## STATED PROBLEM
Extract each line of the data and write it out again exactly.

## EXCERPTED RECORDS
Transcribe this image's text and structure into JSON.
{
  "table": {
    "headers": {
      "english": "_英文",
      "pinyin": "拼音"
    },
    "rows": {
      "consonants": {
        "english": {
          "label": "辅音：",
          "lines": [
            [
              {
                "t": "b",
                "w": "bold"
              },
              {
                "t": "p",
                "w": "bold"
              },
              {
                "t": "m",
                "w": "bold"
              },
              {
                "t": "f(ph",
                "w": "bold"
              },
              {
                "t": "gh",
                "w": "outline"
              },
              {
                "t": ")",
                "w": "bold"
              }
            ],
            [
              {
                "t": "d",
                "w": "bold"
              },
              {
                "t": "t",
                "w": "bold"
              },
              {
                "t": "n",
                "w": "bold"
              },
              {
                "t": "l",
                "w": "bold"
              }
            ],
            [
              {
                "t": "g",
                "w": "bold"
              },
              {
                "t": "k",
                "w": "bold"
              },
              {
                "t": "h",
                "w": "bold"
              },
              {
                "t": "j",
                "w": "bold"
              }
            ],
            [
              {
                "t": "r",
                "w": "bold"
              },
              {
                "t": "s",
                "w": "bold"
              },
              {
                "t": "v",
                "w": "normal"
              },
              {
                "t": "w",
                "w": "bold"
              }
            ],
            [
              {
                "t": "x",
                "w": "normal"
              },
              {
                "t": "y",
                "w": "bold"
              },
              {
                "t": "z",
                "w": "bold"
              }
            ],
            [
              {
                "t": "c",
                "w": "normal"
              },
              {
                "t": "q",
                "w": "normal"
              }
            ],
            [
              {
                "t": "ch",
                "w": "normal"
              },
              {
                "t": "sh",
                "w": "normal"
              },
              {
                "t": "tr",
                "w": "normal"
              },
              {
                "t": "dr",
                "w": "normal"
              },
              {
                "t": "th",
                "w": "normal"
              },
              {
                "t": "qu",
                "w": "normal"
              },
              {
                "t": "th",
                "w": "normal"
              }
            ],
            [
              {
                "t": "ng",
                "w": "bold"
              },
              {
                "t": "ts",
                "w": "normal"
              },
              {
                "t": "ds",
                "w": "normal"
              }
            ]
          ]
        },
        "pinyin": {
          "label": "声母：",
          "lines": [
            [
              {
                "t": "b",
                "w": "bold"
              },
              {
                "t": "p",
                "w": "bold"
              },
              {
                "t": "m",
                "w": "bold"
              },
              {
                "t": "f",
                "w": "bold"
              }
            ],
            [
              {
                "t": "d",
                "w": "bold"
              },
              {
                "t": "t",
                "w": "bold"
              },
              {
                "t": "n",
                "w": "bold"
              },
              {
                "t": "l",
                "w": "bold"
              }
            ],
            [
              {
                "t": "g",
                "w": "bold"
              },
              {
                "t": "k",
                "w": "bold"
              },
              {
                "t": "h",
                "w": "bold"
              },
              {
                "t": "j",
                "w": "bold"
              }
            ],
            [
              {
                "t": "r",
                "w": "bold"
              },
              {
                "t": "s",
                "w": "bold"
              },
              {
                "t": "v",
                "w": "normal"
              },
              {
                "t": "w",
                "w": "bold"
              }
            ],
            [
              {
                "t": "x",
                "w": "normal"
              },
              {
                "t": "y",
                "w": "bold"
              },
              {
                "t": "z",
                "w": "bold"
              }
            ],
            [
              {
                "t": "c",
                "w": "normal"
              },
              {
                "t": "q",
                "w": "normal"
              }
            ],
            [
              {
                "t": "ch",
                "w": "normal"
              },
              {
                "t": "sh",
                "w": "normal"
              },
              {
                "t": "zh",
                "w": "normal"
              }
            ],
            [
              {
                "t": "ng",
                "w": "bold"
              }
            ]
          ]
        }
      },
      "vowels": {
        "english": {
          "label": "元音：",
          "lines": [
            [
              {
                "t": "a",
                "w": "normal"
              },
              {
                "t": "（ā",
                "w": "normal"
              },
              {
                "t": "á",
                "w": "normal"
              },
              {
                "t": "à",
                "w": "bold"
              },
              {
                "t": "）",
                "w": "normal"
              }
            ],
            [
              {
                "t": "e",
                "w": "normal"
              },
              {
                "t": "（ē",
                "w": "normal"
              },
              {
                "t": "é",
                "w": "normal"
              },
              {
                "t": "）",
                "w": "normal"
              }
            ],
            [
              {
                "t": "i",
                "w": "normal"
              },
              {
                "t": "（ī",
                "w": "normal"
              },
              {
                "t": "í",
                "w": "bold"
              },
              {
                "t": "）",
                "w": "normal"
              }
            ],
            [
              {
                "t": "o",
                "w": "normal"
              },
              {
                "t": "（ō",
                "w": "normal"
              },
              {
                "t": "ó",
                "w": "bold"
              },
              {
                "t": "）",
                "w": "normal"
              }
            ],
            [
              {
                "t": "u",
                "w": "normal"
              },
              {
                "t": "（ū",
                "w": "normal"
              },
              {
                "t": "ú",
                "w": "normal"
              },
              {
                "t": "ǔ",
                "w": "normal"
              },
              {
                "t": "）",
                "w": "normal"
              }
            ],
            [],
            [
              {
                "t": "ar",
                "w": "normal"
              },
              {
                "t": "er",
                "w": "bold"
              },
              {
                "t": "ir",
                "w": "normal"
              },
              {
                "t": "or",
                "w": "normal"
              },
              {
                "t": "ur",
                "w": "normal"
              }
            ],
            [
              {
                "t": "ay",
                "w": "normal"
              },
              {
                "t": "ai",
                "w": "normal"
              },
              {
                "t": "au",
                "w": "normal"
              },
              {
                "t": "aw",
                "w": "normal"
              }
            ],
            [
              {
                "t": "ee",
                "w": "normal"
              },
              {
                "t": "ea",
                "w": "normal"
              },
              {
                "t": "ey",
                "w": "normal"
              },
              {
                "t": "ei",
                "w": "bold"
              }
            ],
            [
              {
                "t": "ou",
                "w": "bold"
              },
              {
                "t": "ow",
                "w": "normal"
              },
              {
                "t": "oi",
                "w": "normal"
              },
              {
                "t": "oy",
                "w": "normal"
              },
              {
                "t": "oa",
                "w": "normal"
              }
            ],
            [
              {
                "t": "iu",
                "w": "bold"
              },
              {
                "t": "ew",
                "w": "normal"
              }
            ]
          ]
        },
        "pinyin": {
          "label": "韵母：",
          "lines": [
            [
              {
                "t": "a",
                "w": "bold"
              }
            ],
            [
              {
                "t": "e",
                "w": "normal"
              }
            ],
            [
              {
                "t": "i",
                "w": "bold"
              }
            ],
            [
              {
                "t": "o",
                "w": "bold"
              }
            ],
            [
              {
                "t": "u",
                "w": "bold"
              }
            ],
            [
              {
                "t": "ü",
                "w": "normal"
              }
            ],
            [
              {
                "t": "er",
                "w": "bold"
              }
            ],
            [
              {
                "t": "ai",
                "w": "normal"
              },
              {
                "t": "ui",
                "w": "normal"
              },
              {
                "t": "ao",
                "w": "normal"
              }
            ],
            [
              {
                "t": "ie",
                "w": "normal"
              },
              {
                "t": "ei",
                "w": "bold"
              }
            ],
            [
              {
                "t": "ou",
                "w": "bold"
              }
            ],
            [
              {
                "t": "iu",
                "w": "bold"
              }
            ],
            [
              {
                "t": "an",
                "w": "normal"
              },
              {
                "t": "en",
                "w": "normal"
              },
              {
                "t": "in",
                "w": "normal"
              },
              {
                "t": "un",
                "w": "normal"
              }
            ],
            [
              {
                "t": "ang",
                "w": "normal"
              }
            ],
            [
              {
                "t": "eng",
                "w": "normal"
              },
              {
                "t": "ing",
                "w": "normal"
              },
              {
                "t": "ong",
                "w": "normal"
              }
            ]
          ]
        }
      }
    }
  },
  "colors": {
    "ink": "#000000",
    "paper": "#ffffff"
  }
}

## TASK RESULT
Transcribe this image's text and structure into JSON.
{
  "table": {
    "headers": {
      "english": "_英文",
      "pinyin": "拼音"
    },
    "rows": {
      "consonants": {
        "english": {
          "label": "辅音：",
          "lines": [
            [
              {
                "t": "b",
                "w": "bold"
              },
              {
                "t": "p",
                "w": "bold"
              },
              {
                "t": "m",
                "w": "bold"
              },
              {
                "t": "f(ph",
                "w": "bold"
              },
              {
                "t": "gh",
                "w": "outline"
              },
              {
                "t": ")",
                "w": "bold"
              }
            ],
            [
              {
                "t": "d",
                "w": "bold"
              },
              {
                "t": "t",
                "w": "bold"
              },
              {
                "t": "n",
                "w": "bold"
              },
              {
                "t": "l",
                "w": "bold"
              }
            ],
            [
              {
                "t": "g",
                "w": "bold"
              },
              {
                "t": "k",
                "w": "bold"
              },
              {
                "t": "h",
                "w": "bold"
              },
              {
                "t": "j",
                "w": "bold"
              }
            ],
            [
              {
                "t": "r",
                "w": "bold"
              },
              {
                "t": "s",
                "w": "bold"
              },
              {
                "t": "v",
                "w": "normal"
              },
              {
                "t": "w",
                "w": "bold"
              }
            ],
            [
              {
                "t": "x",
                "w": "normal"
              },
              {
                "t": "y",
                "w": "bold"
              },
              {
                "t": "z",
                "w": "bold"
              }
            ],
            [
              {
                "t": "c",
                "w": "normal"
              },
              {
                "t": "q",
                "w": "normal"
              }
            ],
            [
              {
                "t": "ch",
                "w": "normal"
              },
              {
                "t": "sh",
                "w": "normal"
              },
              {
                "t": "tr",
                "w": "normal"
              },
              {
                "t": "dr",
                "w": "normal"
              },
              {
                "t": "th",
                "w": "normal"
              },
              {
                "t": "qu",
                "w": "normal"
              },
              {
                "t": "th",
                "w": "normal"
              }
            ],
            [
              {
                "t": "ng",
                "w": "bold"
              },
              {
                "t": "ts",
                "w": "normal"
              },
              {
                "t": "ds",
                "w": "normal"
              }
            ]
          ]
        },
        "pinyin": {
          "label": "声母：",
          "lines": [
            [
              {
                "t": "b",
                "w": "bold"
              },
              {
                "t": "p",
                "w": "bold"
              },
              {
                "t": "m",
                "w": "bold"
              },
              {
                "t": "f",
                "w": "bold"
              }
            ],
            [
              {
                "t": "d",
                "w": "bold"
              },
              {
                "t": "t",
                "w": "bold"
              },
              {
                "t": "n",
                "w": "bold"
              },
              {
                "t": "l",
                "w": "bold"
              }
            ],
            [
              {
                "t": "g",
                "w": "bold"
              },
              {
                "t": "k",
                "w": "bold"
              },
              {
                "t": "h",
                "w": "bold"
              },
              {
                "t": "j",
                "w": "bold"
              }
            ],
            [
              {
                "t": "r",
                "w": "bold"
              },
              {
                "t": "s",
                "w": "bold"
              },
              {
                "t": "v",
                "w": "normal"
              },
              {
                "t": "w",
                "w": "bold"
              }
            ],
            [
              {
                "t": "x",
                "w": "normal"
              },
              {
                "t": "y",
                "w": "bold"
              },
              {
                "t": "z",
                "w": "bold"
              }
            ],
            [
              {
                "t": "c",
                "w": "normal"
              },
              {
                "t": "q",
                "w": "normal"
              }
            ],
            [
              {
                "t": "ch",
                "w": "normal"
              },
              {
                "t": "sh",
                "w": "normal"
              },
              {
                "t": "zh",
                "w": "normal"
              }
            ],
            [
              {
                "t": "ng",
                "w": "bold"
              }
            ]
          ]
        }
      },
      "vowels": {
        "english": {
          "label": "元音：",
          "lines": [
            [
              {
                "t": "a",
                "w": "normal"
              },
              {
                "t": "（ā",
                "w": "normal"
              },
              {
                "t": "á",
                "w": "normal"
              },
              {
                "t": "à",
                "w": "bold"
              },
              {
                "t": "）",
                "w": "normal"
              }
            ],
            [
              {
                "t": "e",
                "w": "normal"
              },
              {
                "t": "（ē",
                "w": "normal"
              },
              {
                "t": "é",
                "w": "normal"
              },
              {
                "t": "）",
                "w": "normal"
              }
            ],
            [
              {
                "t": "i",
                "w": "normal"
              },
              {
                "t": "（ī",
                "w": "normal"
              },
              {
                "t": "í",
                "w": "bold"
              },
              {
                "t": "）",
                "w": "normal"
              }
            ],
            [
              {
                "t": "o",
                "w": "normal"
              },
              {
                "t": "（ō",
                "w": "normal"
              },
              {
                "t": "ó",
                "w": "bold"
              },
              {
                "t": "）",
                "w": "normal"
              }
            ],
            [
              {
                "t": "u",
                "w": "normal"
              },
              {
                "t": "（ū",
                "w": "normal"
              },
              {
                "t": "ú",
                "w": "normal"
              },
              {
                "t": "ǔ",
                "w": "normal"
              },
              {
                "t": "）",
                "w": "normal"
              }
            ],
            [],
            [
              {
                "t": "ar",
                "w": "normal"
              },
              {
                "t": "er",
                "w": "bold"
              },
              {
                "t": "ir",
                "w": "normal"
              },
              {
                "t": "or",
                "w": "normal"
              },
              {
                "t": "ur",
                "w": "normal"
              }
            ],
            [
              {
                "t": "ay",
                "w": "normal"
              },
              {
                "t": "ai",
                "w": "normal"
              },
              {
                "t": "au",
                "w": "normal"
              },
              {
                "t": "aw",
                "w": "normal"
              }
            ],
            [
              {
                "t": "ee",
                "w": "normal"
              },
              {
                "t": "ea",
                "w": "normal"
              },
              {
                "t": "ey",
                "w": "normal"
              },
              {
                "t": "ei",
                "w": "bold"
              }
            ],
            [
              {
                "t": "ou",
                "w": "bold"
              },
              {
                "t": "ow",
                "w": "normal"
              },
              {
                "t": "oi",
                "w": "normal"
              },
              {
                "t": "oy",
                "w": "normal"
              },
              {
                "t": "oa",
                "w": "normal"
              }
            ],
            [
              {
                "t": "iu",
                "w": "bold"
              },
              {
                "t": "ew",
                "w": "normal"
              }
            ]
          ]
        },
        "pinyin": {
          "label": "韵母：",
          "lines": [
            [
              {
                "t": "a",
                "w": "bold"
              }
            ],
            [
              {
                "t": "e",
                "w": "normal"
              }
            ],
            [
              {
                "t": "i",
                "w": "bold"
              }
            ],
            [
              {
                "t": "o",
                "w": "bold"
              }
            ],
            [
              {
                "t": "u",
                "w": "bold"
              }
            ],
            [
              {
                "t": "ü",
                "w": "normal"
              }
            ],
            [
              {
                "t": "er",
                "w": "bold"
              }
            ],
            [
              {
                "t": "ai",
                "w": "normal"
              },
              {
                "t": "ui",
                "w": "normal"
              },
              {
                "t": "ao",
                "w": "normal"
              }
            ],
            [
              {
                "t": "ie",
                "w": "normal"
              },
              {
                "t": "ei",
                "w": "bold"
              }
            ],
            [
              {
                "t": "ou",
                "w": "bold"
              }
            ],
            [
              {
                "t": "iu",
                "w": "bold"
              }
            ],
            [
              {
                "t": "an",
                "w": "normal"
              },
              {
                "t": "en",
                "w": "normal"
              },
              {
                "t": "in",
                "w": "normal"
              },
              {
                "t": "un",
                "w": "normal"
              }
            ],
            [
              {
                "t": "ang",
                "w": "normal"
              }
            ],
            [
              {
                "t": "eng",
                "w": "normal"
              },
              {
                "t": "ing",
                "w": "normal"
              },
              {
                "t": "ong",
                "w": "normal"
              }
            ]
          ]
        }
      }
    }
  },
  "colors": {
    "ink": "#000000",
    "paper": "#ffffff"
  }
}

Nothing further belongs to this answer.